[Dataset records on visual material]
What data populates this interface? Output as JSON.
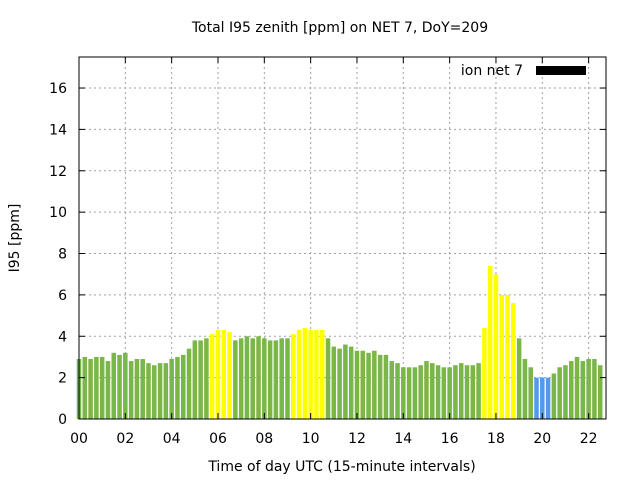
{
  "chart_data": {
    "type": "bar",
    "title": "Total I95 zenith [ppm] on NET 7, DoY=209",
    "xlabel": "Time of day UTC (15-minute intervals)",
    "ylabel": "I95 [ppm]",
    "xlim": [
      0,
      22.75
    ],
    "ylim": [
      0,
      17.5
    ],
    "x_ticks": [
      "00",
      "02",
      "04",
      "06",
      "08",
      "10",
      "12",
      "14",
      "16",
      "18",
      "20",
      "22"
    ],
    "y_ticks": [
      "0",
      "2",
      "4",
      "6",
      "8",
      "10",
      "12",
      "14",
      "16"
    ],
    "grid": true,
    "legend": {
      "position": "top-right",
      "label": "ion net 7",
      "color": "#000000"
    },
    "interval_hours": 0.25,
    "colors": {
      "green": "#7ab648",
      "yellow": "#ffff00",
      "blue": "#5599ee"
    },
    "values": [
      2.9,
      3.0,
      2.9,
      3.0,
      3.0,
      2.8,
      3.2,
      3.1,
      3.2,
      2.8,
      2.9,
      2.9,
      2.7,
      2.6,
      2.7,
      2.7,
      2.9,
      3.0,
      3.1,
      3.4,
      3.8,
      3.8,
      3.9,
      4.1,
      4.3,
      4.3,
      4.2,
      3.8,
      3.9,
      4.0,
      3.9,
      4.0,
      3.9,
      3.8,
      3.8,
      3.9,
      3.9,
      4.1,
      4.3,
      4.4,
      4.3,
      4.3,
      4.3,
      3.9,
      3.5,
      3.4,
      3.6,
      3.5,
      3.3,
      3.3,
      3.2,
      3.3,
      3.1,
      3.1,
      2.8,
      2.7,
      2.5,
      2.5,
      2.5,
      2.6,
      2.8,
      2.7,
      2.6,
      2.5,
      2.5,
      2.6,
      2.7,
      2.6,
      2.6,
      2.7,
      4.4,
      7.4,
      7.0,
      6.0,
      6.0,
      5.6,
      3.9,
      2.9,
      2.5,
      2.0,
      2.0,
      2.0,
      2.2,
      2.5,
      2.6,
      2.8,
      3.0,
      2.8,
      2.9,
      2.9,
      2.6
    ],
    "bar_colors": [
      "green",
      "green",
      "green",
      "green",
      "green",
      "green",
      "green",
      "green",
      "green",
      "green",
      "green",
      "green",
      "green",
      "green",
      "green",
      "green",
      "green",
      "green",
      "green",
      "green",
      "green",
      "green",
      "green",
      "yellow",
      "yellow",
      "yellow",
      "yellow",
      "green",
      "green",
      "green",
      "green",
      "green",
      "green",
      "green",
      "green",
      "green",
      "green",
      "yellow",
      "yellow",
      "yellow",
      "yellow",
      "yellow",
      "yellow",
      "green",
      "green",
      "green",
      "green",
      "green",
      "green",
      "green",
      "green",
      "green",
      "green",
      "green",
      "green",
      "green",
      "green",
      "green",
      "green",
      "green",
      "green",
      "green",
      "green",
      "green",
      "green",
      "green",
      "green",
      "green",
      "green",
      "green",
      "yellow",
      "yellow",
      "yellow",
      "yellow",
      "yellow",
      "yellow",
      "green",
      "green",
      "green",
      "blue",
      "blue",
      "blue",
      "green",
      "green",
      "green",
      "green",
      "green",
      "green",
      "green",
      "green",
      "green"
    ]
  }
}
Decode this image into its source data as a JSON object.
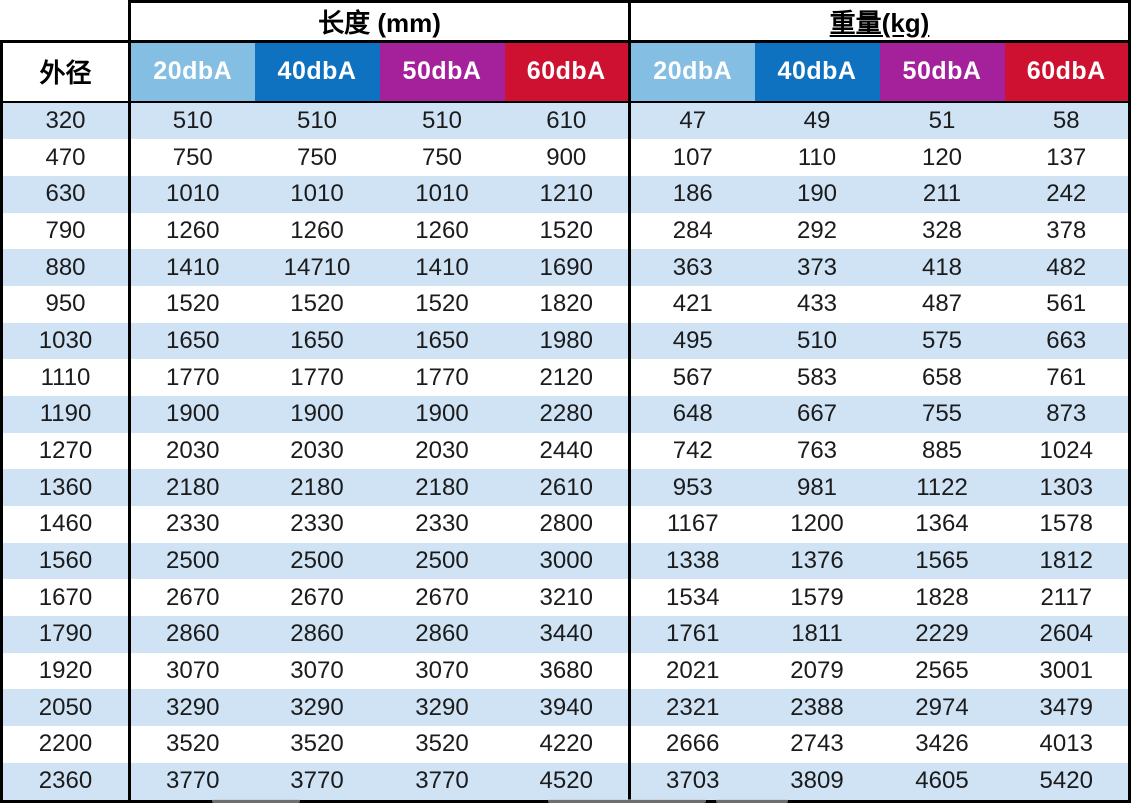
{
  "colors": {
    "header_20dba": "#85BEE3",
    "header_40dba": "#0E72C0",
    "header_50dba": "#A5219B",
    "header_60dba": "#CE1130",
    "row_alternate": "#CFE3F5",
    "border": "#000000",
    "header_text": "#FFFFFF",
    "body_text": "#1B1B1B"
  },
  "table": {
    "od_header": "外径",
    "groups": [
      {
        "label": "长度 (mm)"
      },
      {
        "label": "重量(kg)"
      }
    ],
    "sub_headers": [
      "20dbA",
      "40dbA",
      "50dbA",
      "60dbA"
    ],
    "rows": [
      {
        "od": "320",
        "length": [
          "510",
          "510",
          "510",
          "610"
        ],
        "weight": [
          "47",
          "49",
          "51",
          "58"
        ]
      },
      {
        "od": "470",
        "length": [
          "750",
          "750",
          "750",
          "900"
        ],
        "weight": [
          "107",
          "110",
          "120",
          "137"
        ]
      },
      {
        "od": "630",
        "length": [
          "1010",
          "1010",
          "1010",
          "1210"
        ],
        "weight": [
          "186",
          "190",
          "211",
          "242"
        ]
      },
      {
        "od": "790",
        "length": [
          "1260",
          "1260",
          "1260",
          "1520"
        ],
        "weight": [
          "284",
          "292",
          "328",
          "378"
        ]
      },
      {
        "od": "880",
        "length": [
          "1410",
          "14710",
          "1410",
          "1690"
        ],
        "weight": [
          "363",
          "373",
          "418",
          "482"
        ]
      },
      {
        "od": "950",
        "length": [
          "1520",
          "1520",
          "1520",
          "1820"
        ],
        "weight": [
          "421",
          "433",
          "487",
          "561"
        ]
      },
      {
        "od": "1030",
        "length": [
          "1650",
          "1650",
          "1650",
          "1980"
        ],
        "weight": [
          "495",
          "510",
          "575",
          "663"
        ]
      },
      {
        "od": "1110",
        "length": [
          "1770",
          "1770",
          "1770",
          "2120"
        ],
        "weight": [
          "567",
          "583",
          "658",
          "761"
        ]
      },
      {
        "od": "1190",
        "length": [
          "1900",
          "1900",
          "1900",
          "2280"
        ],
        "weight": [
          "648",
          "667",
          "755",
          "873"
        ]
      },
      {
        "od": "1270",
        "length": [
          "2030",
          "2030",
          "2030",
          "2440"
        ],
        "weight": [
          "742",
          "763",
          "885",
          "1024"
        ]
      },
      {
        "od": "1360",
        "length": [
          "2180",
          "2180",
          "2180",
          "2610"
        ],
        "weight": [
          "953",
          "981",
          "1122",
          "1303"
        ]
      },
      {
        "od": "1460",
        "length": [
          "2330",
          "2330",
          "2330",
          "2800"
        ],
        "weight": [
          "1167",
          "1200",
          "1364",
          "1578"
        ]
      },
      {
        "od": "1560",
        "length": [
          "2500",
          "2500",
          "2500",
          "3000"
        ],
        "weight": [
          "1338",
          "1376",
          "1565",
          "1812"
        ]
      },
      {
        "od": "1670",
        "length": [
          "2670",
          "2670",
          "2670",
          "3210"
        ],
        "weight": [
          "1534",
          "1579",
          "1828",
          "2117"
        ]
      },
      {
        "od": "1790",
        "length": [
          "2860",
          "2860",
          "2860",
          "3440"
        ],
        "weight": [
          "1761",
          "1811",
          "2229",
          "2604"
        ]
      },
      {
        "od": "1920",
        "length": [
          "3070",
          "3070",
          "3070",
          "3680"
        ],
        "weight": [
          "2021",
          "2079",
          "2565",
          "3001"
        ]
      },
      {
        "od": "2050",
        "length": [
          "3290",
          "3290",
          "3290",
          "3940"
        ],
        "weight": [
          "2321",
          "2388",
          "2974",
          "3479"
        ]
      },
      {
        "od": "2200",
        "length": [
          "3520",
          "3520",
          "3520",
          "4220"
        ],
        "weight": [
          "2666",
          "2743",
          "3426",
          "4013"
        ]
      },
      {
        "od": "2360",
        "length": [
          "3770",
          "3770",
          "3770",
          "4520"
        ],
        "weight": [
          "3703",
          "3809",
          "4605",
          "5420"
        ]
      }
    ]
  }
}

_Exercise_
Among the entries above, identify all lines with "this" and copy them.

_Completed exercise_
What data populates this interface? Output as JSON.
Decode this image into its source data as a JSON object.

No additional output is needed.